(Collected data entries)
═══
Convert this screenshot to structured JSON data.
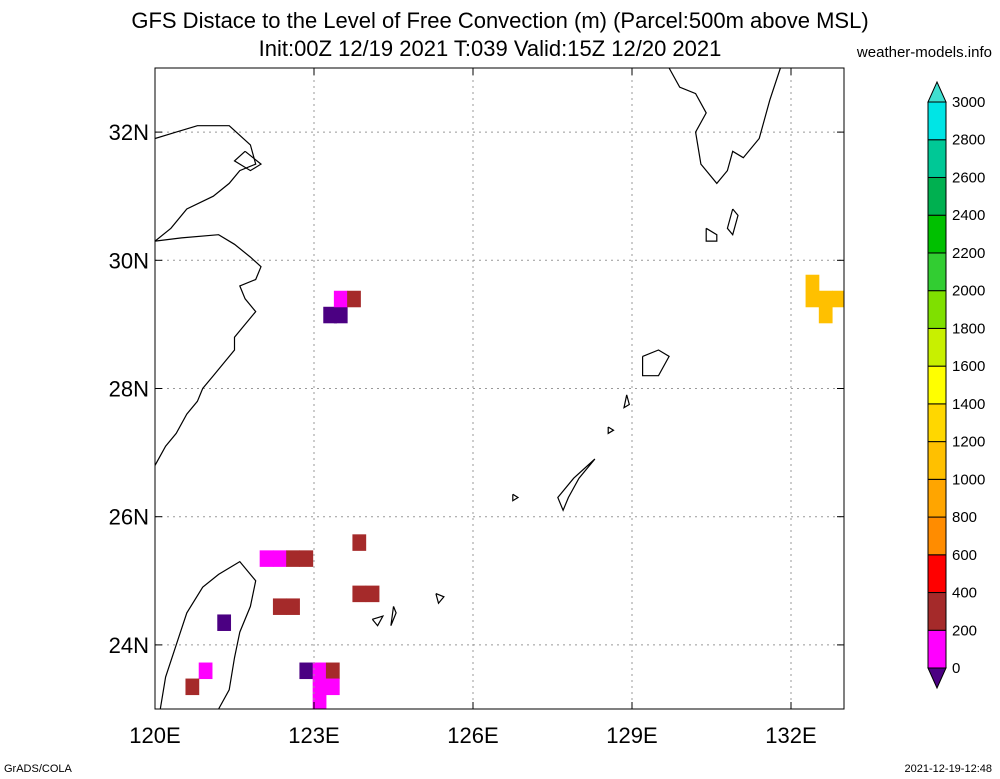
{
  "title": {
    "line1": "GFS Distace to the Level of Free Convection (m) (Parcel:500m above MSL)",
    "line2": "Init:00Z 12/19 2021 T:039 Valid:15Z 12/20 2021"
  },
  "credit": "weather-models.info",
  "footer": {
    "left": "GrADS/COLA",
    "right": "2021-12-19-12:48"
  },
  "map": {
    "lon_range": [
      120,
      133
    ],
    "lat_range": [
      23,
      33
    ],
    "lon_ticks": [
      {
        "value": 120,
        "label": "120E"
      },
      {
        "value": 123,
        "label": "123E"
      },
      {
        "value": 126,
        "label": "126E"
      },
      {
        "value": 129,
        "label": "129E"
      },
      {
        "value": 132,
        "label": "132E"
      }
    ],
    "lat_ticks": [
      {
        "value": 24,
        "label": "24N"
      },
      {
        "value": 26,
        "label": "26N"
      },
      {
        "value": 28,
        "label": "28N"
      },
      {
        "value": 30,
        "label": "30N"
      },
      {
        "value": 32,
        "label": "32N"
      }
    ],
    "gridlines": true
  },
  "colorbar": {
    "levels": [
      "0",
      "200",
      "400",
      "600",
      "800",
      "1000",
      "1200",
      "1400",
      "1600",
      "1800",
      "2000",
      "2200",
      "2400",
      "2600",
      "2800",
      "3000"
    ],
    "colors": [
      "#4b0082",
      "#ff00ff",
      "#a52a2a",
      "#ff0000",
      "#ff8c00",
      "#ffa500",
      "#ffc000",
      "#ffd700",
      "#ffff00",
      "#c8f000",
      "#7fe000",
      "#32cd32",
      "#00c000",
      "#00b050",
      "#00c896",
      "#00e5e5",
      "#40e0d0"
    ]
  },
  "cells": [
    {
      "lon": 123.3,
      "lat": 29.15,
      "color": "#4b0082"
    },
    {
      "lon": 123.5,
      "lat": 29.15,
      "color": "#4b0082"
    },
    {
      "lon": 123.5,
      "lat": 29.4,
      "color": "#ff00ff"
    },
    {
      "lon": 123.75,
      "lat": 29.4,
      "color": "#a52a2a"
    },
    {
      "lon": 132.4,
      "lat": 29.65,
      "color": "#ffc000"
    },
    {
      "lon": 132.4,
      "lat": 29.4,
      "color": "#ffc000"
    },
    {
      "lon": 132.65,
      "lat": 29.4,
      "color": "#ffc000"
    },
    {
      "lon": 132.9,
      "lat": 29.4,
      "color": "#ffc000"
    },
    {
      "lon": 132.65,
      "lat": 29.15,
      "color": "#ffc000"
    },
    {
      "lon": 123.85,
      "lat": 25.6,
      "color": "#a52a2a"
    },
    {
      "lon": 122.1,
      "lat": 25.35,
      "color": "#ff00ff"
    },
    {
      "lon": 122.35,
      "lat": 25.35,
      "color": "#ff00ff"
    },
    {
      "lon": 122.6,
      "lat": 25.35,
      "color": "#a52a2a"
    },
    {
      "lon": 122.85,
      "lat": 25.35,
      "color": "#a52a2a"
    },
    {
      "lon": 123.85,
      "lat": 24.8,
      "color": "#a52a2a"
    },
    {
      "lon": 124.1,
      "lat": 24.8,
      "color": "#a52a2a"
    },
    {
      "lon": 122.35,
      "lat": 24.6,
      "color": "#a52a2a"
    },
    {
      "lon": 122.6,
      "lat": 24.6,
      "color": "#a52a2a"
    },
    {
      "lon": 121.3,
      "lat": 24.35,
      "color": "#4b0082"
    },
    {
      "lon": 120.95,
      "lat": 23.6,
      "color": "#ff00ff"
    },
    {
      "lon": 120.7,
      "lat": 23.35,
      "color": "#a52a2a"
    },
    {
      "lon": 122.85,
      "lat": 23.6,
      "color": "#4b0082"
    },
    {
      "lon": 123.1,
      "lat": 23.6,
      "color": "#ff00ff"
    },
    {
      "lon": 123.35,
      "lat": 23.6,
      "color": "#a52a2a"
    },
    {
      "lon": 123.1,
      "lat": 23.35,
      "color": "#ff00ff"
    },
    {
      "lon": 123.35,
      "lat": 23.35,
      "color": "#ff00ff"
    },
    {
      "lon": 123.1,
      "lat": 23.1,
      "color": "#ff00ff"
    }
  ],
  "coastlines": [
    [
      [
        120,
        31.9
      ],
      [
        120.4,
        32.0
      ],
      [
        120.8,
        32.1
      ],
      [
        121.4,
        32.1
      ],
      [
        121.8,
        31.8
      ],
      [
        121.9,
        31.5
      ],
      [
        121.6,
        31.4
      ],
      [
        121.4,
        31.2
      ],
      [
        121.1,
        31.0
      ],
      [
        120.6,
        30.8
      ],
      [
        120.3,
        30.5
      ],
      [
        120.0,
        30.3
      ]
    ],
    [
      [
        120.0,
        30.3
      ],
      [
        120.5,
        30.35
      ],
      [
        121.2,
        30.4
      ],
      [
        121.5,
        30.25
      ],
      [
        121.8,
        30.05
      ],
      [
        122.0,
        29.9
      ],
      [
        121.9,
        29.7
      ],
      [
        121.6,
        29.6
      ],
      [
        121.7,
        29.4
      ],
      [
        121.9,
        29.2
      ],
      [
        121.7,
        29.0
      ],
      [
        121.5,
        28.8
      ],
      [
        121.5,
        28.6
      ],
      [
        121.3,
        28.4
      ],
      [
        121.1,
        28.2
      ],
      [
        120.9,
        28.0
      ],
      [
        120.8,
        27.8
      ],
      [
        120.6,
        27.6
      ],
      [
        120.4,
        27.3
      ],
      [
        120.2,
        27.1
      ],
      [
        120.0,
        26.8
      ]
    ],
    [
      [
        120.1,
        23.0
      ],
      [
        120.2,
        23.5
      ],
      [
        120.4,
        24.0
      ],
      [
        120.6,
        24.5
      ],
      [
        120.9,
        24.9
      ],
      [
        121.2,
        25.1
      ],
      [
        121.6,
        25.3
      ],
      [
        121.9,
        25.0
      ],
      [
        121.8,
        24.6
      ],
      [
        121.6,
        24.2
      ],
      [
        121.5,
        23.8
      ],
      [
        121.4,
        23.3
      ],
      [
        121.2,
        23.0
      ]
    ],
    [
      [
        121.7,
        31.7
      ],
      [
        122.0,
        31.5
      ],
      [
        121.8,
        31.4
      ],
      [
        121.5,
        31.55
      ],
      [
        121.7,
        31.7
      ]
    ],
    [
      [
        129.7,
        33.0
      ],
      [
        129.9,
        32.7
      ],
      [
        130.2,
        32.6
      ],
      [
        130.4,
        32.3
      ],
      [
        130.2,
        32.0
      ],
      [
        130.3,
        31.5
      ],
      [
        130.6,
        31.2
      ],
      [
        130.8,
        31.4
      ],
      [
        130.9,
        31.7
      ],
      [
        131.1,
        31.6
      ],
      [
        131.4,
        31.9
      ],
      [
        131.6,
        32.5
      ],
      [
        131.8,
        33.0
      ]
    ],
    [
      [
        130.4,
        30.5
      ],
      [
        130.6,
        30.4
      ],
      [
        130.6,
        30.3
      ],
      [
        130.4,
        30.3
      ],
      [
        130.4,
        30.5
      ]
    ],
    [
      [
        130.9,
        30.8
      ],
      [
        131.0,
        30.7
      ],
      [
        130.9,
        30.4
      ],
      [
        130.8,
        30.5
      ],
      [
        130.9,
        30.8
      ]
    ],
    [
      [
        129.2,
        28.5
      ],
      [
        129.5,
        28.6
      ],
      [
        129.7,
        28.5
      ],
      [
        129.5,
        28.2
      ],
      [
        129.2,
        28.2
      ],
      [
        129.2,
        28.5
      ]
    ],
    [
      [
        128.3,
        26.9
      ],
      [
        128.0,
        26.6
      ],
      [
        127.8,
        26.3
      ],
      [
        127.7,
        26.1
      ],
      [
        127.6,
        26.3
      ],
      [
        127.9,
        26.6
      ],
      [
        128.3,
        26.9
      ]
    ],
    [
      [
        128.9,
        27.9
      ],
      [
        128.95,
        27.75
      ],
      [
        128.85,
        27.7
      ],
      [
        128.9,
        27.9
      ]
    ],
    [
      [
        126.75,
        26.35
      ],
      [
        126.85,
        26.3
      ],
      [
        126.75,
        26.25
      ],
      [
        126.75,
        26.35
      ]
    ],
    [
      [
        125.3,
        24.8
      ],
      [
        125.45,
        24.75
      ],
      [
        125.35,
        24.65
      ],
      [
        125.3,
        24.8
      ]
    ],
    [
      [
        124.1,
        24.4
      ],
      [
        124.3,
        24.45
      ],
      [
        124.2,
        24.3
      ],
      [
        124.1,
        24.4
      ]
    ],
    [
      [
        124.5,
        24.6
      ],
      [
        124.55,
        24.5
      ],
      [
        124.45,
        24.3
      ],
      [
        124.5,
        24.6
      ]
    ],
    [
      [
        128.55,
        27.4
      ],
      [
        128.65,
        27.35
      ],
      [
        128.55,
        27.3
      ],
      [
        128.55,
        27.4
      ]
    ]
  ]
}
═══
*Instructions to follow*.
Take each line of the material that contains the word "label" and list it.

*Result below*.
        "label": "120E"
        "label": "123E"
        "label": "126E"
        "label": "129E"
        "label": "132E"
        "label": "24N"
        "label": "26N"
        "label": "28N"
        "label": "30N"
        "label": "32N"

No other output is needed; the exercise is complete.